--- Directions ---
In the records below, find each line containing the word "from" and copy it.

Dataset entries

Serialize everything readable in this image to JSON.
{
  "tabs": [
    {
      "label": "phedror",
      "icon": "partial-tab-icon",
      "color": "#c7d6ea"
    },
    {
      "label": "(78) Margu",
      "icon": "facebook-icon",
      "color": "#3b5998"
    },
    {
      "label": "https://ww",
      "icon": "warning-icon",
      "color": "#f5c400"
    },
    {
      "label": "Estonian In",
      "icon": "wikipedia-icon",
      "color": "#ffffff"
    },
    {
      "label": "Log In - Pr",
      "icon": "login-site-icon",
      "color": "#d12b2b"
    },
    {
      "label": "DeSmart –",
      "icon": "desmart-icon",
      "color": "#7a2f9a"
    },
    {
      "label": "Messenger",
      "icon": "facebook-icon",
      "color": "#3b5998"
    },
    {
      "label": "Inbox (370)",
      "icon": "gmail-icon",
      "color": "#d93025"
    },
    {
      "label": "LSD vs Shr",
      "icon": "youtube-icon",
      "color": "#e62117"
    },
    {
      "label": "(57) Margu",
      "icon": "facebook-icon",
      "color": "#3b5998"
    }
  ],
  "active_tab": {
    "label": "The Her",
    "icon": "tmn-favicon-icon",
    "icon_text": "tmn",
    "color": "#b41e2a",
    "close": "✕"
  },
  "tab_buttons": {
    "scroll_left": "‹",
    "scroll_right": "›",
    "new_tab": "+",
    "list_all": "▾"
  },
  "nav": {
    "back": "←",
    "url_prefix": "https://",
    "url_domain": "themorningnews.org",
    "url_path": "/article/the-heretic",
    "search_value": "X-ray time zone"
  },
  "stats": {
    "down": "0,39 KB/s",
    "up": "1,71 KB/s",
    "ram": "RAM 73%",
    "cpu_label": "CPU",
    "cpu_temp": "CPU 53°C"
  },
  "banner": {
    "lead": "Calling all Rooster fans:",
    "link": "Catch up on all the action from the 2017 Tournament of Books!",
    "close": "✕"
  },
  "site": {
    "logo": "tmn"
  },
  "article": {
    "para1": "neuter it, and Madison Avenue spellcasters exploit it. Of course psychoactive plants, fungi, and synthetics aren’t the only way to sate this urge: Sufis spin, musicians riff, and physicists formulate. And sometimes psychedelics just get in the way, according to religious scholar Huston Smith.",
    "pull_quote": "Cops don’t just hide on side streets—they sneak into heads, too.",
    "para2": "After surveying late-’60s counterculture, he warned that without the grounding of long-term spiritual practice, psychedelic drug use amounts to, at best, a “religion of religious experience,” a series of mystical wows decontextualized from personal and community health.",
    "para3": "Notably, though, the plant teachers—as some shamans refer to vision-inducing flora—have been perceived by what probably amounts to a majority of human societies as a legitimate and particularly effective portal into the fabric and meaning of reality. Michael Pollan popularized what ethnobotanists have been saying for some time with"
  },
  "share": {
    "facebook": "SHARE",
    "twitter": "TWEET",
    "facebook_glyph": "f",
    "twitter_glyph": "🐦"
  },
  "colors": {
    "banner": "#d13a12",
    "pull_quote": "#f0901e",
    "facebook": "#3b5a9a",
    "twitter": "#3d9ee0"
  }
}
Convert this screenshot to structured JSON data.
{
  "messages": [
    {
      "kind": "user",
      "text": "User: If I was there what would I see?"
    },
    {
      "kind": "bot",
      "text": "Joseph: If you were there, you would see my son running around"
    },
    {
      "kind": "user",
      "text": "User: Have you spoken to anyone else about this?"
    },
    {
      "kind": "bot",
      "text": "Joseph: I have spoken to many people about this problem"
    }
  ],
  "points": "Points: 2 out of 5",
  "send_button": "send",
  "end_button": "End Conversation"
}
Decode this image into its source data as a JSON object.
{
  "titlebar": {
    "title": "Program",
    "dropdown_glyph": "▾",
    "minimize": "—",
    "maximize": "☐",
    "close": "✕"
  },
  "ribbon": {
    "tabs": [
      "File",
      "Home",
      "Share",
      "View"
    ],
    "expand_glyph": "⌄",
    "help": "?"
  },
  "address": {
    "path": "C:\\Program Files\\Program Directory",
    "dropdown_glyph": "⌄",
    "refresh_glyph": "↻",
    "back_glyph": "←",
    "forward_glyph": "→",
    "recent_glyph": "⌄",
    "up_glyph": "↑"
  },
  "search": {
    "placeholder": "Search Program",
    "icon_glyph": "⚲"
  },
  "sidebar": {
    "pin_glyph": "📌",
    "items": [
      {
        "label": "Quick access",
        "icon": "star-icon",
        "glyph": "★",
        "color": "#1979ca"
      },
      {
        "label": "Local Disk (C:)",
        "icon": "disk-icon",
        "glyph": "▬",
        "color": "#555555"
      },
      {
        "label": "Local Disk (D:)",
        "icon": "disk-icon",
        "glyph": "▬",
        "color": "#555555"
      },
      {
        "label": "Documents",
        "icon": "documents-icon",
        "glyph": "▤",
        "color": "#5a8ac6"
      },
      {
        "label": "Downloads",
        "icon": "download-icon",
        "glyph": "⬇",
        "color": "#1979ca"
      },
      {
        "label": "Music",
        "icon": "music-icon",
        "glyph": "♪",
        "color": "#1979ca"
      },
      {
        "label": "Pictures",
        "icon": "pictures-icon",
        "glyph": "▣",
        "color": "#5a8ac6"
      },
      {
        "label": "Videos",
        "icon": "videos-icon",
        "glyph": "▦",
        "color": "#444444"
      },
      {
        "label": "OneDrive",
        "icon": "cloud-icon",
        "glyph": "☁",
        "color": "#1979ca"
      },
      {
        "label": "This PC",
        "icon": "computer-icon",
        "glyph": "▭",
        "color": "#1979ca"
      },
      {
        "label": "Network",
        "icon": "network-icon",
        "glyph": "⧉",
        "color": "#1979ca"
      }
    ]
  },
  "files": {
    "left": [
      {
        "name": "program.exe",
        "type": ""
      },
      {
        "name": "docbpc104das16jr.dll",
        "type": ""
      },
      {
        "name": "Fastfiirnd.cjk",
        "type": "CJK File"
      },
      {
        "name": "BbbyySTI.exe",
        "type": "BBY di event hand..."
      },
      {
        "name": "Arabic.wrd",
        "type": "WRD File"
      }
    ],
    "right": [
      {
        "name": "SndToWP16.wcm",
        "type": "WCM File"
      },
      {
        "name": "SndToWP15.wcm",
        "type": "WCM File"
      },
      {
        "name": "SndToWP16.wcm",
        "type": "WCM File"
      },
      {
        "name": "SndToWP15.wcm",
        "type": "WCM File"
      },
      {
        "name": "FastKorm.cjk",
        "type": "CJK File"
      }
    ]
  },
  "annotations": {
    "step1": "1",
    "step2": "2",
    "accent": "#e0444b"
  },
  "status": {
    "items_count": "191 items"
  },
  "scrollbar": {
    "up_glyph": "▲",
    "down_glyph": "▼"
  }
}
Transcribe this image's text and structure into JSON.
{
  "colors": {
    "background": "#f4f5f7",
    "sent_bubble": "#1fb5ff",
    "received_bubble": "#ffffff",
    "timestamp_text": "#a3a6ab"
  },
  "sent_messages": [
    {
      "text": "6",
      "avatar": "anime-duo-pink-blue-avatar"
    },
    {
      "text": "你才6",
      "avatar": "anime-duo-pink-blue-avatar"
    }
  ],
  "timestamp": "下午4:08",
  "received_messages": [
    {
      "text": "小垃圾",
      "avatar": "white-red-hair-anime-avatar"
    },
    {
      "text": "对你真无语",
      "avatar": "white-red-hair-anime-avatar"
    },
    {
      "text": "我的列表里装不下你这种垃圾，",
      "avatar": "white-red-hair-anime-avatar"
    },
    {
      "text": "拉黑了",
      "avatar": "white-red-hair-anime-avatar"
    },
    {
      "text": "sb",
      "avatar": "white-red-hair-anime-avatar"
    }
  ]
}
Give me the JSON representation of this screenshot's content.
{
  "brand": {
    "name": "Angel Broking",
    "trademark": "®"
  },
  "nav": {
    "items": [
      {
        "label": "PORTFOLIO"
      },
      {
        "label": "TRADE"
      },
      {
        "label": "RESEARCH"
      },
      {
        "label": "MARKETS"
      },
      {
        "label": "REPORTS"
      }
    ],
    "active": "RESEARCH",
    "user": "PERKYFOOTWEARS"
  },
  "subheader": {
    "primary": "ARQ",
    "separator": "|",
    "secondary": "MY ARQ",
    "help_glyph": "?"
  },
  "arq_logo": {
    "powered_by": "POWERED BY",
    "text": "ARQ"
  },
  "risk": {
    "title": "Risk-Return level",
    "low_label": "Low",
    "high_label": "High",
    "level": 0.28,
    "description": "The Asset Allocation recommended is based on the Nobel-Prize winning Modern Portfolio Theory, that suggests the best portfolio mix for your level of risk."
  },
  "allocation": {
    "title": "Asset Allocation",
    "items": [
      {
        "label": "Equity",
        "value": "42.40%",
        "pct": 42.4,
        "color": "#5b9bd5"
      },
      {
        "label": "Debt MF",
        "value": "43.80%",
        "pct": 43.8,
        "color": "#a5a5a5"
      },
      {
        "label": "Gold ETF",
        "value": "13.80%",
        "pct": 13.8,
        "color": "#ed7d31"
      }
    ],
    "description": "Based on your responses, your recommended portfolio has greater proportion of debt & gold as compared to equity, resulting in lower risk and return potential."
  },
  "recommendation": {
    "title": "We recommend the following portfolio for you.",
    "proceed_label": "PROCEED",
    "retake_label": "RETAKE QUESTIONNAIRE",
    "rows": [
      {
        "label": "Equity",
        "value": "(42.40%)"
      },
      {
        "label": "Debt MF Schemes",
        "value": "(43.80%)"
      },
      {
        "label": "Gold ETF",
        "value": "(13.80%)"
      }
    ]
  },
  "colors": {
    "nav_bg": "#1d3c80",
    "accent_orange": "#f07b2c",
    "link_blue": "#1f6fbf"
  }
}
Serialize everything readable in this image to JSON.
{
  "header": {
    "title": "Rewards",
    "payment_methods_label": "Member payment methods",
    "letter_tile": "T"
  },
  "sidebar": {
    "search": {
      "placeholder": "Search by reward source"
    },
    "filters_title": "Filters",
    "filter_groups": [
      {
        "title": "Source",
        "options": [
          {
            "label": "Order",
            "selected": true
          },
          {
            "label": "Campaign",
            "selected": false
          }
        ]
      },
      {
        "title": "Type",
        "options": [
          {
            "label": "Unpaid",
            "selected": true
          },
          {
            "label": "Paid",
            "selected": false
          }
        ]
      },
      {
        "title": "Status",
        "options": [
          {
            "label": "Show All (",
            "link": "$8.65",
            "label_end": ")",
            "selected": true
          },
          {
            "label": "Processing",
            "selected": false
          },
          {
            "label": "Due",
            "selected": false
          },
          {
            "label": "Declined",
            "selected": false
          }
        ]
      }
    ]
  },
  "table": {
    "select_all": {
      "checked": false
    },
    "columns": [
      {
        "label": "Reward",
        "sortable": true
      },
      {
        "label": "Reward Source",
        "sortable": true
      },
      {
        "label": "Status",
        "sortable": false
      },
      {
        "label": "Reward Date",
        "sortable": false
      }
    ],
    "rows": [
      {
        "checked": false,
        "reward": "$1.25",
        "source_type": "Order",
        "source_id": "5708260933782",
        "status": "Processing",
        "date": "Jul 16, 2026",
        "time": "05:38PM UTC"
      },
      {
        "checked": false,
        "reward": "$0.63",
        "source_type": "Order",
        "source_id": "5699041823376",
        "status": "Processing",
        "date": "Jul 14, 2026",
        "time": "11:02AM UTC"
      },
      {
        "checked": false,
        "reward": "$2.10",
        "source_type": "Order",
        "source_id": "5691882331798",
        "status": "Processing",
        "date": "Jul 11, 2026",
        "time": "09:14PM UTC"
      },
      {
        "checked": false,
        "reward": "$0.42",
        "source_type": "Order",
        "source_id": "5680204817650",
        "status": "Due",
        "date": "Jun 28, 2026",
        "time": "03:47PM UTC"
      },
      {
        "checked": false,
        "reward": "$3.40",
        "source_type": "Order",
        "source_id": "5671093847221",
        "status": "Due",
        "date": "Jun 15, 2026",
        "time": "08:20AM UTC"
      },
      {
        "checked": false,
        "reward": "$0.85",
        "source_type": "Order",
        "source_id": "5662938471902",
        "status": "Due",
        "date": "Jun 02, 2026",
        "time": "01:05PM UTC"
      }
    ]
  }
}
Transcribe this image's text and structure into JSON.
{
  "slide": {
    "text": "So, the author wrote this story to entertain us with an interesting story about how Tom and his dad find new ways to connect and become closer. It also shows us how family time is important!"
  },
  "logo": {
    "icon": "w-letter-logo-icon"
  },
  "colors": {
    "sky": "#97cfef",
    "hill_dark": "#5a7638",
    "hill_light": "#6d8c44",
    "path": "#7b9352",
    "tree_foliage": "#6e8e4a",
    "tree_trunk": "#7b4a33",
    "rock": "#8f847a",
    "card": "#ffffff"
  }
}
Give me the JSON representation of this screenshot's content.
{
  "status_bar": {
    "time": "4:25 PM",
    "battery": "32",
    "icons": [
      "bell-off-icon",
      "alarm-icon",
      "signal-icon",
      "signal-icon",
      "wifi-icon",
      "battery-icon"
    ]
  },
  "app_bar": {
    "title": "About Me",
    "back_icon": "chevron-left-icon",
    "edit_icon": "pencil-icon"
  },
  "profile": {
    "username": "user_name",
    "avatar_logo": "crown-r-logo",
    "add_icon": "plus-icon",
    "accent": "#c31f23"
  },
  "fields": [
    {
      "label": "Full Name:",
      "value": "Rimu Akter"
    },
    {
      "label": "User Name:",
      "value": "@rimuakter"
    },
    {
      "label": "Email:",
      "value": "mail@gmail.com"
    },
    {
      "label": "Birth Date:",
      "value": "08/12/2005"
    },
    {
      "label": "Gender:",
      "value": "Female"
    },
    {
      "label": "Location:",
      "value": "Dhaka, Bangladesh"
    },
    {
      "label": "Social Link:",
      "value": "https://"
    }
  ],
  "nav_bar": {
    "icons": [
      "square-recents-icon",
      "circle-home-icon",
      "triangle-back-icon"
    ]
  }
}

--- Worked answer ---
    "link": "Catch up on all the action from the 2017 Tournament of Books!",
    "para2": "After surveying late-’60s counterculture, he warned that without the grounding of long-term spiritual practice, psychedelic drug use amounts to, at best, a “religion of religious experience,” a series of mystical wows decontextualized from personal and community health.",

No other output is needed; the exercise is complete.